— START —
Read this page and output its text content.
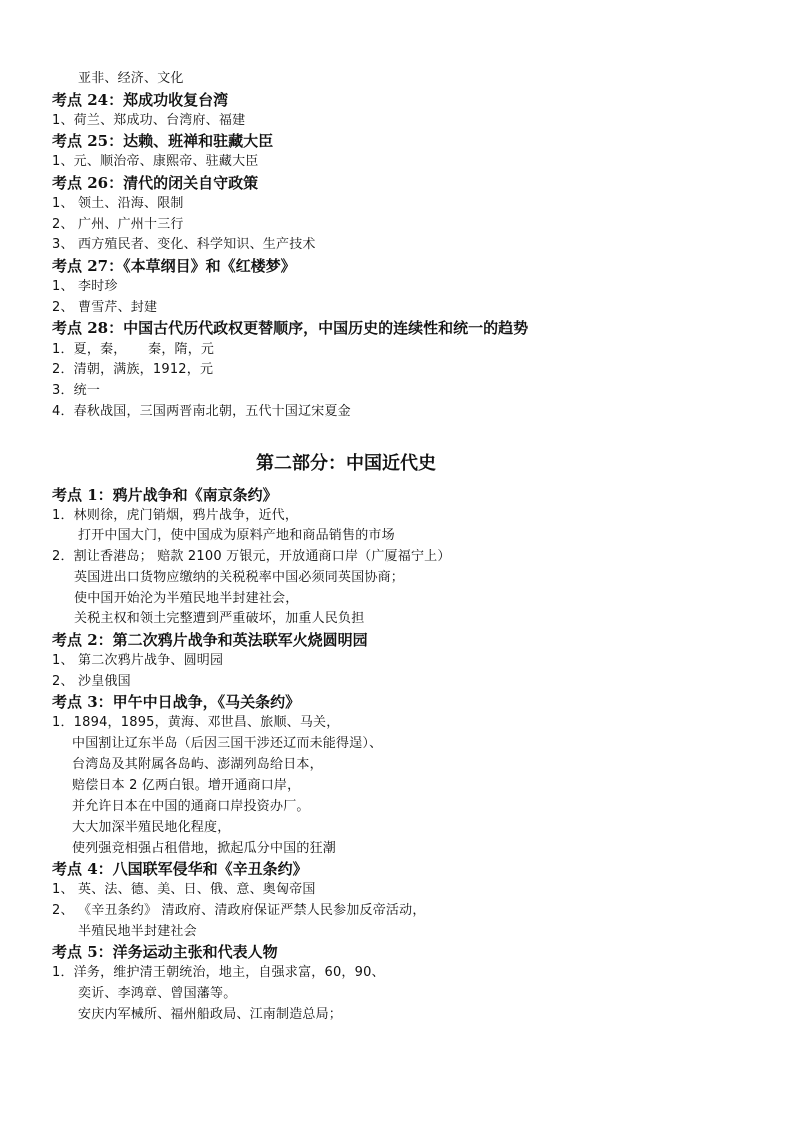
亚非、经济、文化
考点 24：郑成功收复台湾
1、荷兰、郑成功、台湾府、福建
考点 25：达赖、班禅和驻藏大臣
1、元、顺治帝、康熙帝、驻藏大臣
考点 26：清代的闭关自守政策
1、 领土、沿海、限制
2、 广州、广州十三行
3、 西方殖民者、变化、科学知识、生产技术
考点 27：《本草纲目》和《红楼梦》
1、 李时珍
2、 曹雪芹、封建
考点 28：中国古代历代政权更替顺序，中国历史的连续性和统一的趋势
1．夏，秦，     秦，隋，元
2．清朝，满族，1912，元
3．统一
4．春秋战国，三国两晋南北朝，五代十国辽宋夏金
第二部分：中国近代史
考点 1：鸦片战争和《南京条约》
1．林则徐，虎门销烟，鸦片战争，近代，
打开中国大门，使中国成为原料产地和商品销售的市场
2．割让香港岛； 赔款 2100 万银元，开放通商口岸（广厦福宁上）
英国进出口货物应缴纳的关税税率中国必须同英国协商；
使中国开始沦为半殖民地半封建社会，
关税主权和领土完整遭到严重破坏，加重人民负担
考点 2：第二次鸦片战争和英法联军火烧圆明园
1、 第二次鸦片战争、圆明园
2、 沙皇俄国
考点 3：甲午中日战争，《马关条约》
1．1894，1895，黄海、邓世昌、旅顺、马关，
中国割让辽东半岛（后因三国干涉还辽而未能得逞）、
台湾岛及其附属各岛屿、澎湖列岛给日本，
赔偿日本 2 亿两白银。增开通商口岸，
并允许日本在中国的通商口岸投资办厂。
大大加深半殖民地化程度，
使列强竞相强占租借地，掀起瓜分中国的狂潮
考点 4：八国联军侵华和《辛丑条约》
1、 英、法、德、美、日、俄、意、奥匈帝国
2、 《辛丑条约》 清政府、清政府保证严禁人民参加反帝活动，
半殖民地半封建社会
考点 5：洋务运动主张和代表人物
1．洋务，维护清王朝统治，地主，自强求富，60，90、
奕䜣、李鸿章、曾国藩等。
安庆内军械所、福州船政局、江南制造总局；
— END —
» **AIM**: Looking at the records above, count the lines where the word "辛丑条约" appears. State only the number.

» **FULL SOLUTION**: 2